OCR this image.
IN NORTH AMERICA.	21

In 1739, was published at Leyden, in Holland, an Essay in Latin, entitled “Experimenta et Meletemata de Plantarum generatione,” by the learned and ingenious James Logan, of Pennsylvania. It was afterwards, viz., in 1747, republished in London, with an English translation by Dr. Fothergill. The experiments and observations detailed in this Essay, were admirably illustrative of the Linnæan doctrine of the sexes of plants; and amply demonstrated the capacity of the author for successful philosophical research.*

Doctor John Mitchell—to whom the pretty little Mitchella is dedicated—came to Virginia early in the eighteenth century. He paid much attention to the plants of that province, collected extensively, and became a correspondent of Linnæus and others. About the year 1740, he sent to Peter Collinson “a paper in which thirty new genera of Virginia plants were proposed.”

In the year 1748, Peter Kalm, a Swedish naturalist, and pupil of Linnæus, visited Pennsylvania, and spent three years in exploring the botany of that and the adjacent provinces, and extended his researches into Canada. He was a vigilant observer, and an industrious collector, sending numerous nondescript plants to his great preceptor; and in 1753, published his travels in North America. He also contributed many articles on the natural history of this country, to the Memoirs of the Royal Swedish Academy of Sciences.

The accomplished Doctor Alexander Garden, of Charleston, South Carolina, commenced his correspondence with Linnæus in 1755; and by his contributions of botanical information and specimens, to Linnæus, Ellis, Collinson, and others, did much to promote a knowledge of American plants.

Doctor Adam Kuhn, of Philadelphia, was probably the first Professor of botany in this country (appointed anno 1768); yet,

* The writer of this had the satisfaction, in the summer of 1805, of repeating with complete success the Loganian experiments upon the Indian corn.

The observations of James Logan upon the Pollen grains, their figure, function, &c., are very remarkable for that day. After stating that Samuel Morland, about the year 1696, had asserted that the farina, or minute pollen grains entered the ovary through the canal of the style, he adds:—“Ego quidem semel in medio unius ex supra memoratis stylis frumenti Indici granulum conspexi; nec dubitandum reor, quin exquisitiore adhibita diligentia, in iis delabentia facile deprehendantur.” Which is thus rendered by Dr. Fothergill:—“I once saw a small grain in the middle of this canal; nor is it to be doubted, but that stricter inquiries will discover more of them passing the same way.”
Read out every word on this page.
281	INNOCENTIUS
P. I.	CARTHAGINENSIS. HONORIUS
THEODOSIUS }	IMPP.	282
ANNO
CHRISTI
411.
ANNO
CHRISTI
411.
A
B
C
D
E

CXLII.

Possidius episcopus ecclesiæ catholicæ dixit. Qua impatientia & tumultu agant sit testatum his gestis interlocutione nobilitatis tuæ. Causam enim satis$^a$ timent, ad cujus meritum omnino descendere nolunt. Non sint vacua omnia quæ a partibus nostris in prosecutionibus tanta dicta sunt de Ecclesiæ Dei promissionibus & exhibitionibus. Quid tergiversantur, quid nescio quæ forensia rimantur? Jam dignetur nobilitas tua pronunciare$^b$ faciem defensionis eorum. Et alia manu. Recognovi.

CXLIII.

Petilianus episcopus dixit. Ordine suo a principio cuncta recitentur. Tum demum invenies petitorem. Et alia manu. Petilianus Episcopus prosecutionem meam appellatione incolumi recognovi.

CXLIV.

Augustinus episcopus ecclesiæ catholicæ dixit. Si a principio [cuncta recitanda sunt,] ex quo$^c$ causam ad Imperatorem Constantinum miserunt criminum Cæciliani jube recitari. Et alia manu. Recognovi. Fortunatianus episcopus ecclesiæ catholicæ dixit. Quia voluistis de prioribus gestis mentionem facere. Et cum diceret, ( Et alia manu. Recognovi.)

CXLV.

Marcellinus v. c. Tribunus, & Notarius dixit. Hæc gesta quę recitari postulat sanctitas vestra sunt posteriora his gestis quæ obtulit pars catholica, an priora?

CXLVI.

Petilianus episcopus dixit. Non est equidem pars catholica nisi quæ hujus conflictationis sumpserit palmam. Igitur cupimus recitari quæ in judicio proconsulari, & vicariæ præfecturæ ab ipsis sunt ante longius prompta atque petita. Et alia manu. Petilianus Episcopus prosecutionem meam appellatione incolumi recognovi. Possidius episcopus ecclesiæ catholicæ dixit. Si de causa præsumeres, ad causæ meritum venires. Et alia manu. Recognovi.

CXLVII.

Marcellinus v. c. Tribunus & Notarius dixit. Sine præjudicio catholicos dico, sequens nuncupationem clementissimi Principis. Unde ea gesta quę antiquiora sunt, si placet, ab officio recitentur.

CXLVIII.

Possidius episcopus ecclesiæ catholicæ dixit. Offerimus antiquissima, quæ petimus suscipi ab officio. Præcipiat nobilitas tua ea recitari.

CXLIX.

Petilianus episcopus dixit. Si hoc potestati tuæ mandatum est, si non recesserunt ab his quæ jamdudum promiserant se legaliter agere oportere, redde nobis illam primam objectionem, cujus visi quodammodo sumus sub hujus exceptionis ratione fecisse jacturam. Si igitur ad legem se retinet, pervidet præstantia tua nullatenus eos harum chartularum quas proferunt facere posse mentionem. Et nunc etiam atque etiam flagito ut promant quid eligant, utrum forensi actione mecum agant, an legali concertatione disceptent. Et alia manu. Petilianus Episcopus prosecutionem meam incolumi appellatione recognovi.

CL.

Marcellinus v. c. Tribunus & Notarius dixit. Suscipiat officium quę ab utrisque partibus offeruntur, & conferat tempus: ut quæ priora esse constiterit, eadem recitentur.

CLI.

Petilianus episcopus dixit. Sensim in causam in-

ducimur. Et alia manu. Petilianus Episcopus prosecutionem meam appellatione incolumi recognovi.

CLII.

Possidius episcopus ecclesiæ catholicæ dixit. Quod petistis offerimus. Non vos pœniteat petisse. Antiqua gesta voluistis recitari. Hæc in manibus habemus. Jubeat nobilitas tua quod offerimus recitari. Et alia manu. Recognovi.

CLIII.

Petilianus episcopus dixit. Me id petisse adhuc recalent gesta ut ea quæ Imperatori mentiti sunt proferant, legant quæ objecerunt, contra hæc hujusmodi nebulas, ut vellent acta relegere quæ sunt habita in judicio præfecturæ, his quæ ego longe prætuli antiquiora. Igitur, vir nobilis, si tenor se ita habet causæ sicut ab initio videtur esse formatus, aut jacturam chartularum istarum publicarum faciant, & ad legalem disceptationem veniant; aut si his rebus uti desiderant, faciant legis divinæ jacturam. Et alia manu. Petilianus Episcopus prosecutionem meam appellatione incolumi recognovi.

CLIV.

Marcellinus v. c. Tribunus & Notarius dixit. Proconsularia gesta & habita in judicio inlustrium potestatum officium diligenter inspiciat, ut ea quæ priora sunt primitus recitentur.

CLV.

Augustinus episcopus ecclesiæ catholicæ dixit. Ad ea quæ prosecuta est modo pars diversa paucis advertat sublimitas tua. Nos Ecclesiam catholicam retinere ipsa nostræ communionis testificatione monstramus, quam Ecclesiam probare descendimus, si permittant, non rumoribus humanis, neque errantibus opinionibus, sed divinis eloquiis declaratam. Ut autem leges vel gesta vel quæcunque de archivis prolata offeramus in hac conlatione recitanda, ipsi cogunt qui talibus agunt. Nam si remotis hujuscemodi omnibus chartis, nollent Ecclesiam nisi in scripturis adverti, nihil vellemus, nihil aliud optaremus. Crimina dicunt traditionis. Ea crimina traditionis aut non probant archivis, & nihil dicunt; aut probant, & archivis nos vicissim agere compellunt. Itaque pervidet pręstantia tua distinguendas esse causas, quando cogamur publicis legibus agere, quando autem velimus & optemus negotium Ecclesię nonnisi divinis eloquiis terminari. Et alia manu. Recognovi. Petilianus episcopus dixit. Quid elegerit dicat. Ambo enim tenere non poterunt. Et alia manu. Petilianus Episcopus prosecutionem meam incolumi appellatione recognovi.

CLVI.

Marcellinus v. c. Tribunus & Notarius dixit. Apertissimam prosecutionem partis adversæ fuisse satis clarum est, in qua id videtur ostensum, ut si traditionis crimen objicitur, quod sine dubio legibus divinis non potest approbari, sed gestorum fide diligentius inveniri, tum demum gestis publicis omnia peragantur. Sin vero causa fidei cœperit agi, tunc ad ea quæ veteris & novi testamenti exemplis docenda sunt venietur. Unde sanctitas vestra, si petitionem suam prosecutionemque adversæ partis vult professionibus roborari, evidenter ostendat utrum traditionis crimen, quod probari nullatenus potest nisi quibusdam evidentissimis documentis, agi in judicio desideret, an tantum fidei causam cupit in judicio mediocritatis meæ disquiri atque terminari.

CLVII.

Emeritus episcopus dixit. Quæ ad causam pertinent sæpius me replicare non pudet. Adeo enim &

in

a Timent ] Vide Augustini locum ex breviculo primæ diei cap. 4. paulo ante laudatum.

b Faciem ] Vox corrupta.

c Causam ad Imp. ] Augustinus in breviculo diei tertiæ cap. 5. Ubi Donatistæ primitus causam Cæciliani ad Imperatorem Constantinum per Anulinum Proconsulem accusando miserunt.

━━━

• Objective: Scan the lines for the string "miserunt". Pick out every line that has it.

• Written response:
Augustinus episcopus ecclesiæ catholicæ dixit. Si a principio [cuncta recitanda sunt,] ex quo$^c$ causam ad Imperatorem Constantinum miserunt criminum Cæciliani jube recitari. Et alia manu. Recognovi. Fortunatianus episcopus ecclesiæ catholicæ dixit. Quia voluistis de prioribus gestis mentionem facere. Et cum diceret, ( Et alia manu. Recognovi.)
c Causam ad Imp. ] Augustinus in breviculo diei tertiæ cap. 5. Ubi Donatistæ primitus causam Cæciliani ad Imperatorem Constantinum per Anulinum Proconsulem accusando miserunt.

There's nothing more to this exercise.